Begin Data for the task

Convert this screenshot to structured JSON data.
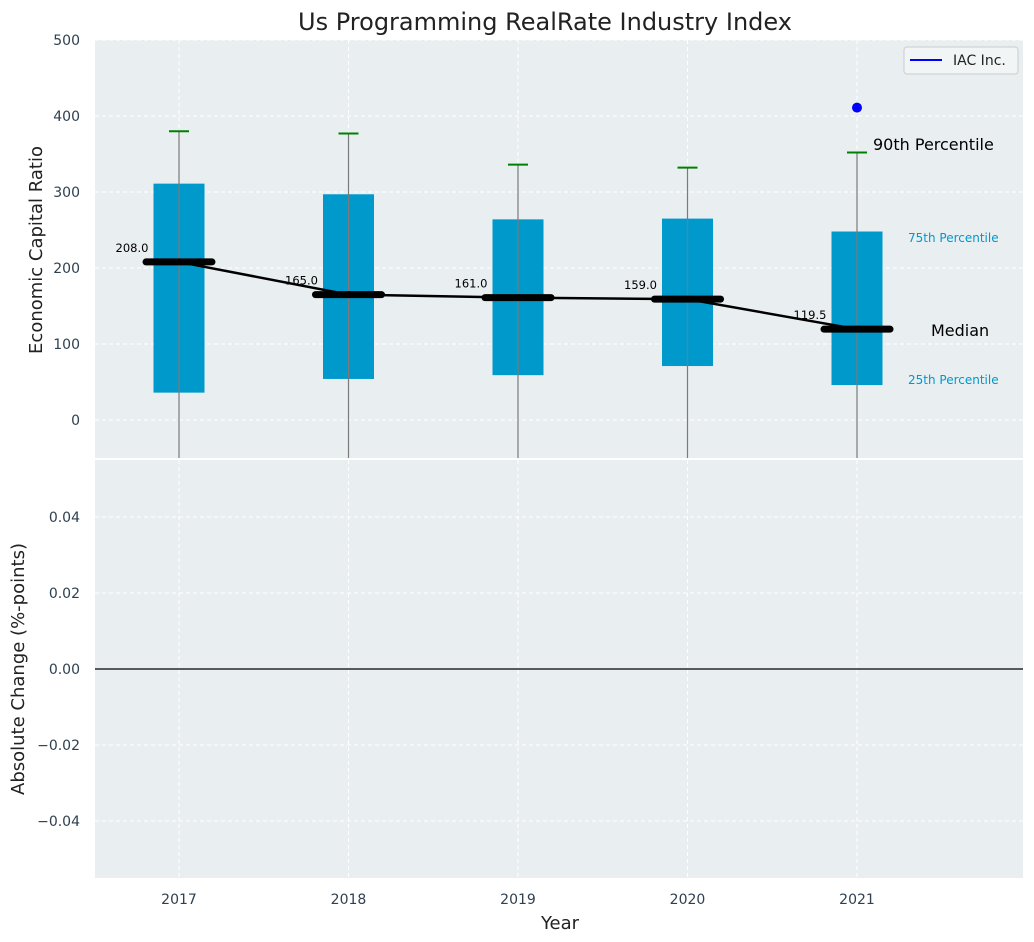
{
  "chart_data": {
    "title": "Us Programming RealRate Industry Index",
    "xlabel": "Year",
    "categories": [
      "2017",
      "2018",
      "2019",
      "2020",
      "2021"
    ],
    "top_panel": {
      "type": "box",
      "ylabel": "Economic Capital Ratio",
      "ylim": [
        -50,
        500
      ],
      "yticks": [
        "0",
        "100",
        "200",
        "300",
        "400",
        "500"
      ],
      "p25": [
        36,
        54,
        59,
        71,
        46
      ],
      "median": [
        208.0,
        165.0,
        161.0,
        159.0,
        119.5
      ],
      "median_labels": [
        "208.0",
        "165.0",
        "161.0",
        "159.0",
        "119.5"
      ],
      "p75": [
        311,
        297,
        264,
        265,
        248
      ],
      "p90": [
        380,
        377,
        336,
        332,
        352
      ],
      "company_points": [
        {
          "x": "2021",
          "y": 411
        }
      ],
      "legend": {
        "label": "IAC Inc.",
        "placement": "top-right"
      },
      "annotations": {
        "p90": "90th Percentile",
        "p75": "75th Percentile",
        "median": "Median",
        "p25": "25th Percentile"
      }
    },
    "bottom_panel": {
      "type": "line",
      "ylabel": "Absolute Change (%-points)",
      "ylim": [
        -0.055,
        0.055
      ],
      "yticks": [
        "−0.04",
        "−0.02",
        "0.00",
        "0.02",
        "0.04"
      ],
      "reference_line": 0
    },
    "grid": true,
    "colors": {
      "box": "#0099cc",
      "whisker": "#008000",
      "median": "#000000",
      "company": "#0000ff",
      "background": "#e9eef0"
    }
  }
}
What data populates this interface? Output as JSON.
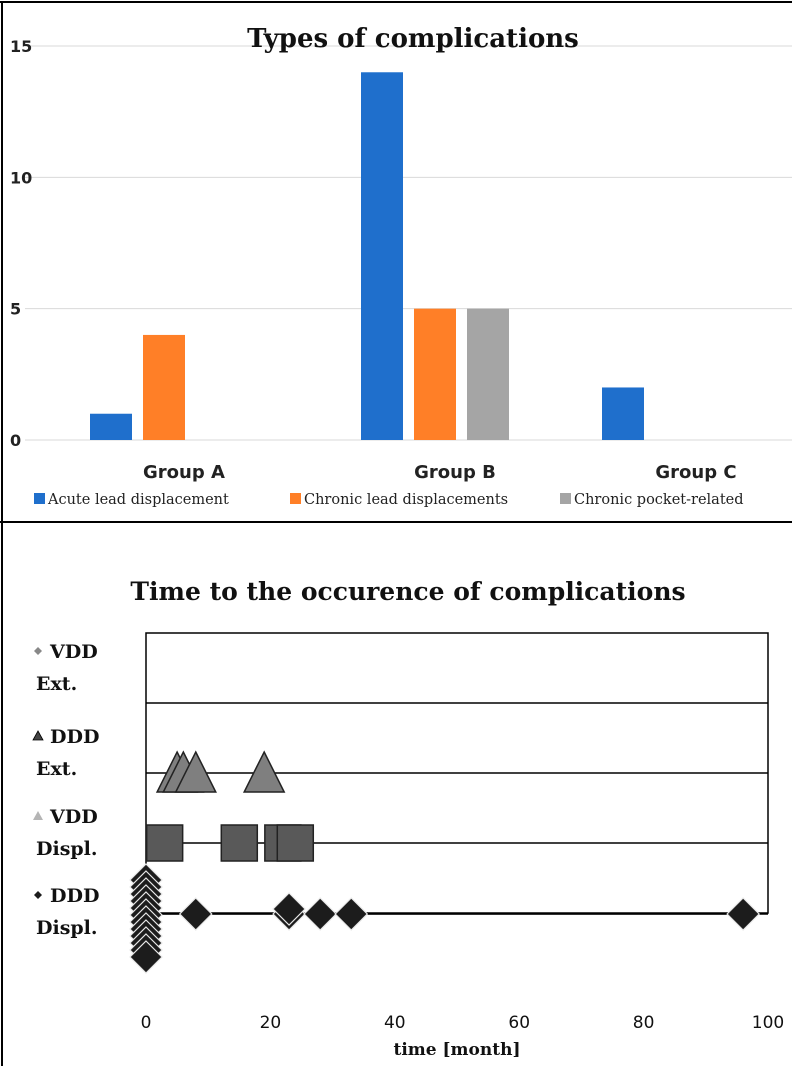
{
  "chart_data": [
    {
      "type": "bar",
      "title": "Types of complications",
      "categories": [
        "Group A",
        "Group B",
        "Group C"
      ],
      "y_ticks": [
        "0",
        "5",
        "10",
        "15"
      ],
      "ylim": [
        0,
        15
      ],
      "grid": true,
      "legend_position": "bottom",
      "series": [
        {
          "name": "Acute lead displacement",
          "values": [
            1,
            14,
            2
          ],
          "color": "#1f6fcc"
        },
        {
          "name": "Chronic lead displacements",
          "values": [
            4,
            5,
            0
          ],
          "color": "#ff7f27"
        },
        {
          "name": "Chronic pocket-related",
          "values": [
            0,
            5,
            0
          ],
          "color": "#a5a5a5"
        }
      ]
    },
    {
      "type": "scatter",
      "title": "Time to the occurence of complications",
      "xlabel": "time [month]",
      "xlim": [
        0,
        100
      ],
      "x_ticks": [
        "0",
        "20",
        "40",
        "60",
        "80",
        "100"
      ],
      "grid": true,
      "legend_position": "left",
      "series": [
        {
          "label_line1": "VDD",
          "label_line2": "Ext.",
          "legend_marker": "diamond",
          "marker": "diamond",
          "color": "#888888",
          "x": []
        },
        {
          "label_line1": "DDD",
          "label_line2": "Ext.",
          "legend_marker": "triangle",
          "marker": "triangle",
          "color": "#7f7f7f",
          "x": [
            5,
            6,
            8,
            19
          ]
        },
        {
          "label_line1": "VDD",
          "label_line2": "Displ.",
          "legend_marker": "triangle",
          "marker": "square",
          "color": "#595959",
          "x": [
            3,
            15,
            22,
            24
          ]
        },
        {
          "label_line1": "DDD",
          "label_line2": "Displ.",
          "legend_marker": "diamond",
          "marker": "diamond",
          "color": "#1c1c1c",
          "x": [
            0,
            0,
            0,
            0,
            0,
            0,
            0,
            0,
            0,
            0,
            0,
            0,
            8,
            23,
            23,
            28,
            33,
            96
          ]
        }
      ]
    }
  ]
}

End Data for the task

Sift through the entries and copy every line with "this".

Convert this screenshot to structured JSON data.
What data populates this interface? Output as JSON.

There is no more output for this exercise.